Reproduce the records word for word, starting at the line that contains "column-divider-2 (639, 73, 641, 414)" and ending at the final line of the records, both included.
>> Begin
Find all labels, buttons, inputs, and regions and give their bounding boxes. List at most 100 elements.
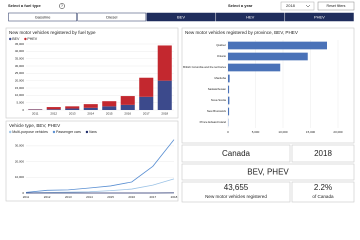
kpi-box — [181, 181, 291, 203]
bar-segment — [46, 107, 61, 110]
x-tick-label: 2018 — [161, 111, 168, 115]
fuel-label: Select a fuel type — [8, 3, 41, 8]
total-label: New motor vehicles registered — [205, 194, 267, 199]
fuel-button-label[interactable]: Diesel — [106, 14, 117, 19]
kpi-box — [181, 144, 291, 163]
help-icon-ring[interactable] — [59, 3, 65, 9]
y-tick-label: British Columbia and the territories — [183, 65, 227, 69]
x-tick-label: 2013 — [69, 111, 76, 115]
series-line — [25, 139, 175, 193]
y-tick-label: 25,000 — [15, 71, 25, 75]
year: 2018 — [314, 149, 332, 158]
x-tick-label: 2015 — [107, 195, 114, 199]
share-value: 2.2% — [314, 183, 332, 192]
y-tick-label: Ontario — [217, 54, 227, 58]
y-tick-label: 20,000 — [15, 159, 25, 163]
x-tick-label: 2017 — [143, 111, 150, 115]
x-tick-label: 10,000 — [278, 130, 288, 134]
total-value: 43,655 — [224, 183, 249, 192]
bar — [228, 74, 230, 83]
year-label: Select a year — [228, 3, 253, 8]
fuel-button[interactable] — [215, 12, 285, 22]
reset-label[interactable]: Reset filters — [327, 4, 346, 8]
kpi-box — [291, 181, 355, 203]
bar-segment — [102, 101, 117, 107]
year-value[interactable]: 2018 — [286, 3, 296, 8]
chart-title: Vehicle type, BEV, PHEV — [9, 123, 61, 128]
x-tick-label: 15,000 — [306, 130, 316, 134]
y-tick-label: 30,000 — [15, 64, 25, 68]
page: Select a fuel type ? Select a year 2018 … — [5, 1, 355, 203]
bar-segment — [139, 77, 154, 97]
bar-segment — [157, 80, 172, 110]
bar — [228, 41, 327, 50]
region: Canada — [222, 149, 251, 158]
kpi-box — [291, 144, 355, 163]
bar-segment — [83, 104, 98, 108]
y-tick-label: New Brunswick — [207, 109, 227, 113]
reset-button[interactable] — [317, 1, 355, 11]
fuel: BEV, PHEV — [247, 168, 289, 177]
bar — [228, 52, 308, 61]
bar-segment — [65, 108, 80, 110]
x-tick-label: 2014 — [86, 195, 93, 199]
dropdown-arrow — [305, 4, 311, 8]
series-line — [25, 178, 175, 194]
x-tick-label: 20,000 — [333, 130, 343, 134]
fuel-button-label[interactable]: Gasoline — [35, 14, 52, 19]
bar — [228, 85, 230, 94]
legend-label: Multi-purpose vehicles — [12, 130, 48, 134]
legend-swatch — [52, 130, 56, 134]
legend-swatch — [24, 37, 27, 41]
fuel-button[interactable] — [285, 12, 354, 22]
y-tick-label: 5,000 — [16, 100, 24, 104]
x-tick-label: 2011 — [23, 195, 30, 199]
y-tick-label: Prince Edward Island — [200, 120, 227, 124]
fuel-button[interactable] — [8, 12, 77, 22]
y-tick-label: 30,000 — [15, 144, 25, 148]
x-tick-label: 2013 — [65, 195, 72, 199]
y-tick-label: Québec — [216, 43, 226, 47]
legend-swatch — [9, 37, 12, 41]
legend-swatch — [9, 130, 12, 134]
fuel-button[interactable] — [146, 12, 216, 22]
x-tick-label: 2011 — [32, 111, 39, 115]
legend-label: Passenger cars — [56, 130, 81, 134]
y-tick-label: 0 — [22, 191, 24, 195]
legend-label: Vans — [89, 130, 97, 134]
fuel-button[interactable] — [77, 12, 147, 22]
bar-segment — [120, 96, 135, 105]
bar — [228, 63, 281, 72]
y-tick-label: 0 — [22, 108, 24, 112]
legend-label: PHEV — [27, 37, 37, 41]
y-tick-label: Nova Scotia — [211, 98, 227, 102]
y-tick-label: 10,000 — [15, 93, 25, 97]
x-tick-label: 2012 — [50, 111, 57, 115]
bar-segment — [46, 109, 61, 110]
legend-label: BEV — [12, 37, 20, 41]
year-dropdown[interactable] — [280, 1, 315, 11]
x-tick-label: 2012 — [44, 195, 51, 199]
y-tick-label: 15,000 — [15, 86, 25, 90]
kpi-box — [181, 163, 355, 181]
x-tick-label: 2016 — [124, 111, 131, 115]
dashboard: Select a fuel type ? Select a year 2018 … — [5, 1, 355, 203]
chart-title: New motor vehicles registered by provinc… — [185, 30, 299, 35]
legend-swatch — [85, 130, 89, 134]
bar — [228, 107, 230, 116]
chart-title: New motor vehicles registered by fuel ty… — [9, 30, 96, 35]
bar-segment — [139, 96, 154, 110]
y-tick-label: 35,000 — [15, 56, 25, 60]
x-tick-label: 2017 — [150, 195, 157, 199]
bar-segment — [65, 106, 80, 109]
help-icon[interactable]: ? — [61, 4, 63, 8]
bar-segment — [83, 107, 98, 110]
x-tick-label: 2015 — [106, 111, 113, 115]
x-tick-label: 2018 — [171, 195, 178, 199]
x-tick-label: 0 — [227, 130, 229, 134]
fuel-button-label[interactable]: PHEV — [314, 14, 325, 19]
bar-segment — [157, 45, 172, 81]
fuel-button-label[interactable]: HEV — [246, 14, 255, 19]
share-label: of Canada — [312, 194, 334, 199]
fuel-button-label[interactable]: BEV — [177, 14, 185, 19]
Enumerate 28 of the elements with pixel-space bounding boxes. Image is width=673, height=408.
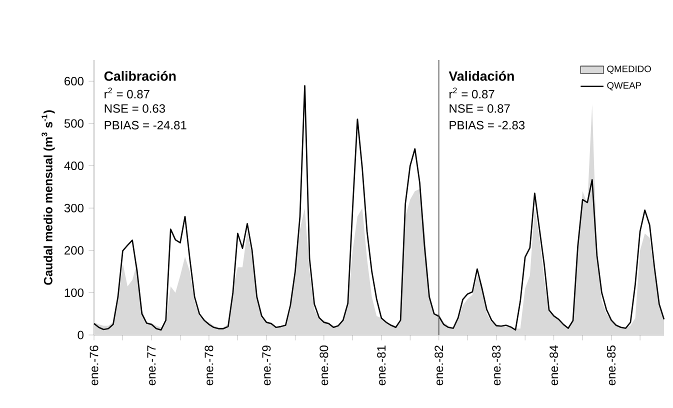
legend-label: QWEAP <box>607 82 642 90</box>
x-tick-label: ene.-80 <box>320 346 328 386</box>
x-tick-label: ene.-84 <box>550 345 558 386</box>
annotation: Validación <box>448 70 514 81</box>
y-tick-label: 300 <box>64 204 84 212</box>
annotation: PBIAS = -2.83 <box>450 120 525 130</box>
y-tick-label: 100 <box>64 288 84 297</box>
y-axis-title: Caudal medio mensual (m$^{3}$ s$^{-1}$) <box>42 110 55 285</box>
x-tick-label: ene.-77 <box>147 346 156 386</box>
y-tick-label: 200 <box>64 246 84 255</box>
annotation: NSE = 0.63 <box>104 104 166 113</box>
x-tick-label: ene.-79 <box>262 346 271 386</box>
annotation: NSE = 0.87 <box>450 104 510 113</box>
y-tick-label: 400 <box>64 162 84 170</box>
annotation: r$^{2}$ = 0.87 <box>450 88 494 98</box>
annotation: Calibración <box>104 70 176 81</box>
x-tick-label: ene.-82 <box>434 346 444 386</box>
y-tick-label: 600 <box>64 76 84 86</box>
y-tick-label: 500 <box>64 119 84 128</box>
x-tick-label: ene.-78 <box>204 346 214 386</box>
x-tick-label: ene.-76 <box>90 346 98 386</box>
annotation: PBIAS = -24.81 <box>104 120 186 130</box>
annotation: r$^{2}$ = 0.87 <box>104 88 150 98</box>
legend-label: QMEDIDO <box>607 66 651 74</box>
y-tick-label: 0 <box>78 330 84 340</box>
x-tick-label: ene.-81 <box>377 346 386 386</box>
x-tick-label: ene.-85 <box>607 346 616 386</box>
x-tick-label: ene.-83 <box>492 346 501 386</box>
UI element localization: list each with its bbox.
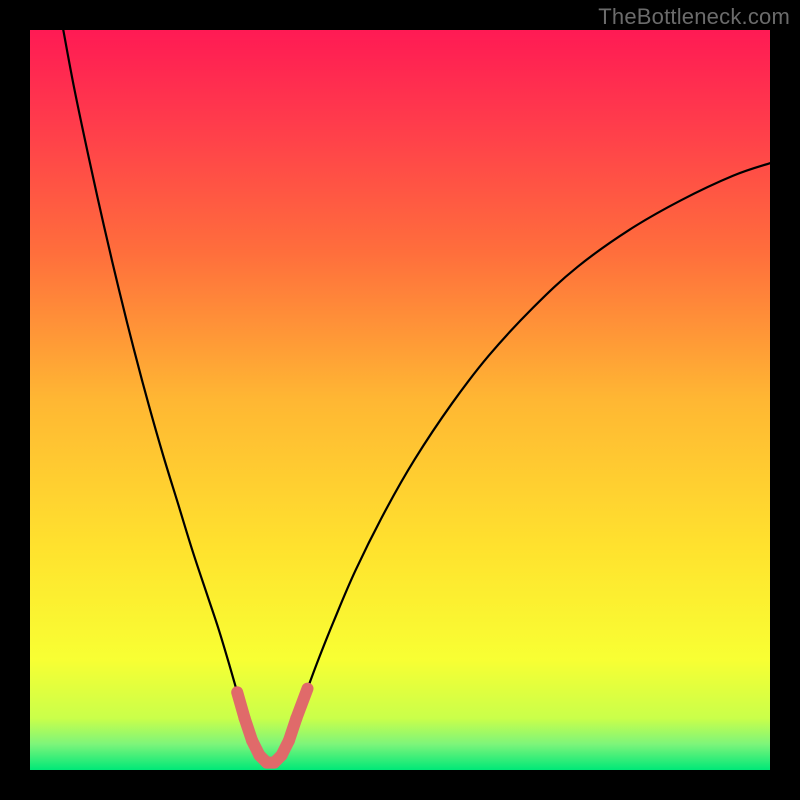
chart-frame: TheBottleneck.com [0,0,800,800]
watermark-label: TheBottleneck.com [598,4,790,30]
plot-background [30,30,770,770]
plot-area [30,30,770,770]
plot-svg [30,30,770,770]
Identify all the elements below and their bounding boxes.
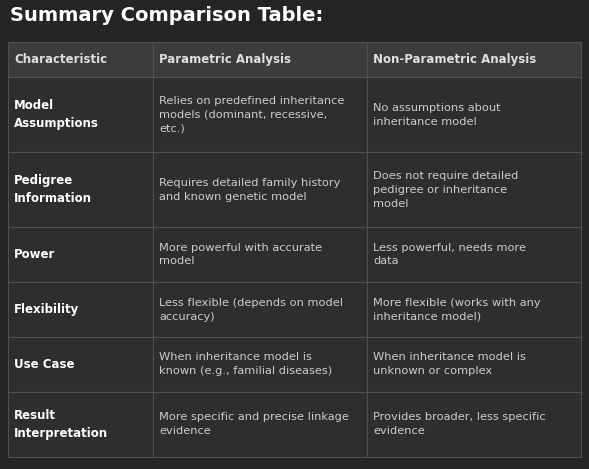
Text: Provides broader, less specific
evidence: Provides broader, less specific evidence <box>373 413 545 437</box>
Text: Flexibility: Flexibility <box>14 303 80 316</box>
Bar <box>8 282 153 337</box>
Text: Parametric Analysis: Parametric Analysis <box>159 53 291 66</box>
Bar <box>367 152 581 227</box>
Bar <box>367 282 581 337</box>
Text: More specific and precise linkage
evidence: More specific and precise linkage eviden… <box>159 413 349 437</box>
Bar <box>153 282 367 337</box>
Text: Use Case: Use Case <box>14 358 74 371</box>
Bar <box>367 77 581 152</box>
Bar <box>153 152 367 227</box>
Bar <box>8 227 153 282</box>
Bar <box>8 42 153 77</box>
Bar <box>367 337 581 392</box>
Text: Power: Power <box>14 248 55 261</box>
Text: Less powerful, needs more
data: Less powerful, needs more data <box>373 242 526 266</box>
Bar <box>153 42 367 77</box>
Text: When inheritance model is
known (e.g., familial diseases): When inheritance model is known (e.g., f… <box>159 353 332 377</box>
Bar <box>153 77 367 152</box>
Bar <box>8 337 153 392</box>
Text: Relies on predefined inheritance
models (dominant, recessive,
etc.): Relies on predefined inheritance models … <box>159 96 345 134</box>
Text: Result
Interpretation: Result Interpretation <box>14 409 108 440</box>
Bar <box>367 42 581 77</box>
Bar <box>367 392 581 457</box>
Text: Does not require detailed
pedigree or inheritance
model: Does not require detailed pedigree or in… <box>373 171 518 209</box>
Bar <box>153 227 367 282</box>
Text: More powerful with accurate
model: More powerful with accurate model <box>159 242 322 266</box>
Text: Summary Comparison Table:: Summary Comparison Table: <box>10 6 323 25</box>
Text: No assumptions about
inheritance model: No assumptions about inheritance model <box>373 103 501 127</box>
Text: When inheritance model is
unknown or complex: When inheritance model is unknown or com… <box>373 353 526 377</box>
Bar <box>8 77 153 152</box>
Text: Characteristic: Characteristic <box>14 53 107 66</box>
Text: Pedigree
Information: Pedigree Information <box>14 174 92 205</box>
Bar <box>8 392 153 457</box>
Text: More flexible (works with any
inheritance model): More flexible (works with any inheritanc… <box>373 297 541 322</box>
Bar <box>153 337 367 392</box>
Text: Model
Assumptions: Model Assumptions <box>14 99 99 130</box>
Bar <box>8 152 153 227</box>
Text: Requires detailed family history
and known genetic model: Requires detailed family history and kno… <box>159 177 340 202</box>
Bar <box>153 392 367 457</box>
Bar <box>367 227 581 282</box>
Text: Non-Parametric Analysis: Non-Parametric Analysis <box>373 53 536 66</box>
Text: Less flexible (depends on model
accuracy): Less flexible (depends on model accuracy… <box>159 297 343 322</box>
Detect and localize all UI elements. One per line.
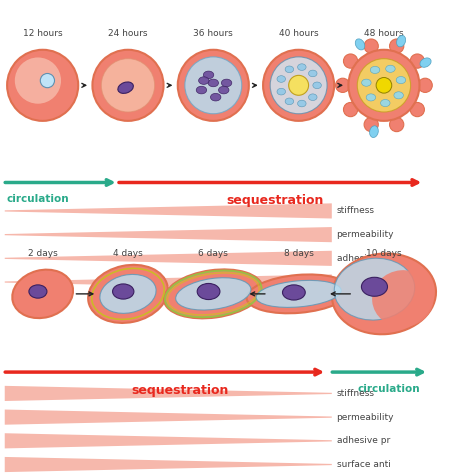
Ellipse shape <box>29 285 47 298</box>
Ellipse shape <box>285 66 294 73</box>
Ellipse shape <box>210 93 221 101</box>
Text: 6 days: 6 days <box>198 249 228 258</box>
Circle shape <box>348 50 419 121</box>
Ellipse shape <box>298 64 306 71</box>
Ellipse shape <box>113 284 134 299</box>
Ellipse shape <box>313 82 321 89</box>
Circle shape <box>357 59 410 112</box>
Text: sequestration: sequestration <box>131 384 229 397</box>
Ellipse shape <box>334 258 415 320</box>
Ellipse shape <box>420 58 431 67</box>
Text: 8 days: 8 days <box>283 249 314 258</box>
Circle shape <box>418 78 432 92</box>
Ellipse shape <box>397 36 406 47</box>
Text: 36 hours: 36 hours <box>193 29 233 38</box>
Ellipse shape <box>309 70 317 77</box>
Ellipse shape <box>88 265 168 323</box>
Circle shape <box>101 59 155 112</box>
Ellipse shape <box>332 254 436 334</box>
Polygon shape <box>5 457 332 472</box>
Ellipse shape <box>118 82 133 93</box>
Ellipse shape <box>285 98 294 105</box>
Circle shape <box>263 50 334 121</box>
Circle shape <box>344 102 358 117</box>
Text: circulation: circulation <box>7 194 69 204</box>
Ellipse shape <box>12 270 73 318</box>
Polygon shape <box>5 386 332 401</box>
Circle shape <box>364 118 378 132</box>
Ellipse shape <box>361 277 388 296</box>
Ellipse shape <box>362 79 371 86</box>
Ellipse shape <box>370 126 378 137</box>
Circle shape <box>376 78 392 93</box>
Ellipse shape <box>386 65 395 73</box>
Ellipse shape <box>219 86 229 94</box>
Ellipse shape <box>196 86 207 94</box>
Polygon shape <box>5 410 332 425</box>
Text: surface anti: surface anti <box>337 460 391 469</box>
Ellipse shape <box>396 76 406 83</box>
Ellipse shape <box>199 77 209 84</box>
Ellipse shape <box>283 285 305 300</box>
Text: 10 days: 10 days <box>366 249 402 258</box>
Text: 12 hours: 12 hours <box>23 29 63 38</box>
Text: 24 hours: 24 hours <box>108 29 148 38</box>
Text: surface anti: surface anti <box>337 278 391 286</box>
Circle shape <box>390 39 404 53</box>
Text: 40 hours: 40 hours <box>279 29 319 38</box>
Circle shape <box>40 73 55 88</box>
Ellipse shape <box>208 79 219 87</box>
Circle shape <box>390 118 404 132</box>
Ellipse shape <box>394 92 403 99</box>
Ellipse shape <box>164 269 263 319</box>
Text: 4 days: 4 days <box>113 249 143 258</box>
Polygon shape <box>5 203 332 219</box>
Ellipse shape <box>381 100 390 107</box>
Polygon shape <box>5 433 332 448</box>
Circle shape <box>92 50 164 121</box>
Ellipse shape <box>197 283 220 300</box>
Text: stiffness: stiffness <box>337 389 374 398</box>
Text: adhesive pr: adhesive pr <box>337 437 390 445</box>
Ellipse shape <box>370 66 380 73</box>
Text: permeability: permeability <box>337 230 394 239</box>
Ellipse shape <box>309 94 317 100</box>
Ellipse shape <box>277 88 285 95</box>
Text: sequestration: sequestration <box>226 194 324 207</box>
Ellipse shape <box>100 274 156 313</box>
Polygon shape <box>5 251 332 266</box>
Circle shape <box>410 54 424 68</box>
Polygon shape <box>5 274 332 290</box>
Ellipse shape <box>256 281 341 307</box>
Circle shape <box>15 57 61 104</box>
Text: 48 hours: 48 hours <box>364 29 404 38</box>
Circle shape <box>289 75 309 95</box>
Ellipse shape <box>356 39 365 50</box>
Circle shape <box>270 57 327 114</box>
Ellipse shape <box>372 270 434 327</box>
Text: permeability: permeability <box>337 413 394 421</box>
Text: stiffness: stiffness <box>337 207 374 215</box>
Text: 2 days: 2 days <box>28 249 57 258</box>
Circle shape <box>185 57 242 114</box>
Text: adhesive pr: adhesive pr <box>337 254 390 263</box>
Ellipse shape <box>298 100 306 107</box>
Circle shape <box>7 50 78 121</box>
Ellipse shape <box>203 71 214 79</box>
Ellipse shape <box>176 278 251 310</box>
Polygon shape <box>5 227 332 242</box>
Text: circulation: circulation <box>357 384 420 394</box>
Ellipse shape <box>246 274 351 313</box>
Circle shape <box>364 39 378 53</box>
Ellipse shape <box>277 76 285 82</box>
Circle shape <box>344 54 358 68</box>
Ellipse shape <box>366 94 376 101</box>
Circle shape <box>410 102 424 117</box>
Circle shape <box>178 50 249 121</box>
Ellipse shape <box>221 79 232 87</box>
Circle shape <box>336 78 350 92</box>
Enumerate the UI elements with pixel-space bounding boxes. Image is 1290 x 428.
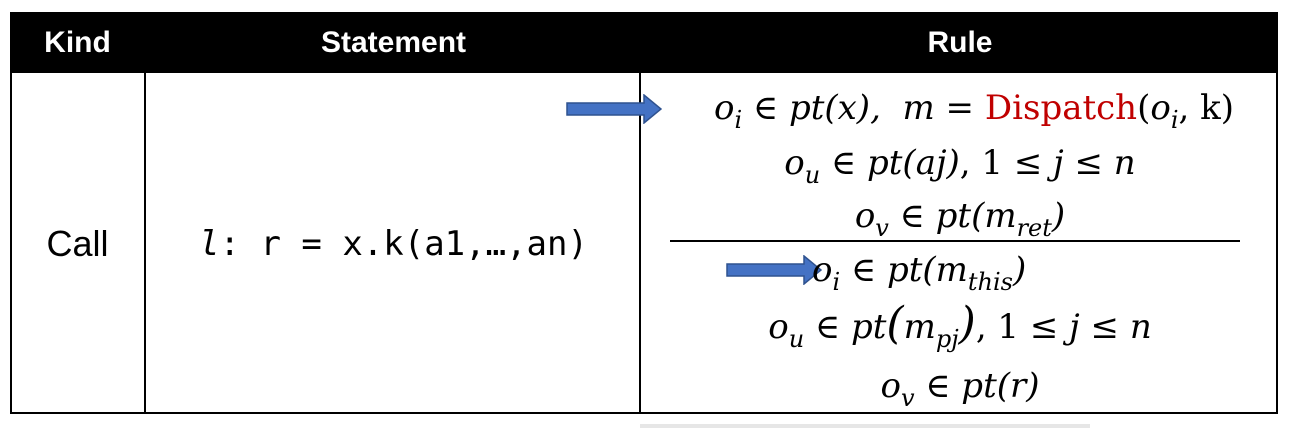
column-divider-2 (639, 73, 641, 414)
premise-return: ov ∈ pt(mret) (854, 196, 1066, 242)
statement-code: : r = x.k(a1,…,an) (219, 223, 588, 264)
statement-label: l (199, 223, 220, 264)
premise-dispatch: oi ∈ pt(x), m = Dispatch(oi, k) (713, 88, 1235, 134)
statement-cell: l: r = x.k(a1,…,an) (147, 73, 640, 414)
inference-bar (670, 240, 1240, 242)
premise-args: ou ∈ pt(aj), 1 ≤ j ≤ n (784, 143, 1136, 189)
header-kind: Kind (44, 26, 111, 59)
conclusion-params: ou ∈ pt(mpj), 1 ≤ j ≤ n (768, 298, 1152, 353)
conclusion-result: ov ∈ pt(r) (880, 366, 1040, 412)
bottom-scroll-hint (640, 424, 1090, 428)
table-border (10, 12, 1278, 414)
conclusion-arrow-icon (726, 255, 822, 285)
premise-arrow-icon (566, 94, 662, 124)
header-rule: Rule (927, 26, 993, 59)
header-statement: Statement (320, 26, 467, 59)
conclusion-this: oi ∈ pt(mthis) (812, 250, 1027, 296)
column-divider-1 (144, 73, 146, 414)
table-header (10, 12, 1278, 73)
kind-cell: Call (46, 222, 109, 264)
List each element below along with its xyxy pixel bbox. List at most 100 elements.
>> End
=== TASK RESPONSE ===
column-divider-2 (639, 73, 641, 414)
premise-return: ov ∈ pt(mret) (854, 196, 1066, 242)
statement-code: : r = x.k(a1,…,an) (219, 223, 588, 264)
statement-label: l (199, 223, 220, 264)
premise-dispatch: oi ∈ pt(x), m = Dispatch(oi, k) (713, 88, 1235, 134)
statement-cell: l: r = x.k(a1,…,an) (147, 73, 640, 414)
inference-bar (670, 240, 1240, 242)
premise-args: ou ∈ pt(aj), 1 ≤ j ≤ n (784, 143, 1136, 189)
header-kind: Kind (44, 26, 111, 59)
conclusion-params: ou ∈ pt(mpj), 1 ≤ j ≤ n (768, 298, 1152, 353)
conclusion-result: ov ∈ pt(r) (880, 366, 1040, 412)
bottom-scroll-hint (640, 424, 1090, 428)
table-border (10, 12, 1278, 414)
conclusion-arrow-icon (726, 255, 822, 285)
premise-arrow-icon (566, 94, 662, 124)
header-rule: Rule (927, 26, 993, 59)
header-statement: Statement (320, 26, 467, 59)
conclusion-this: oi ∈ pt(mthis) (812, 250, 1027, 296)
column-divider-1 (144, 73, 146, 414)
table-header (10, 12, 1278, 73)
kind-cell: Call (46, 222, 109, 264)
List each element below along with its xyxy pixel bbox. List at most 100 elements.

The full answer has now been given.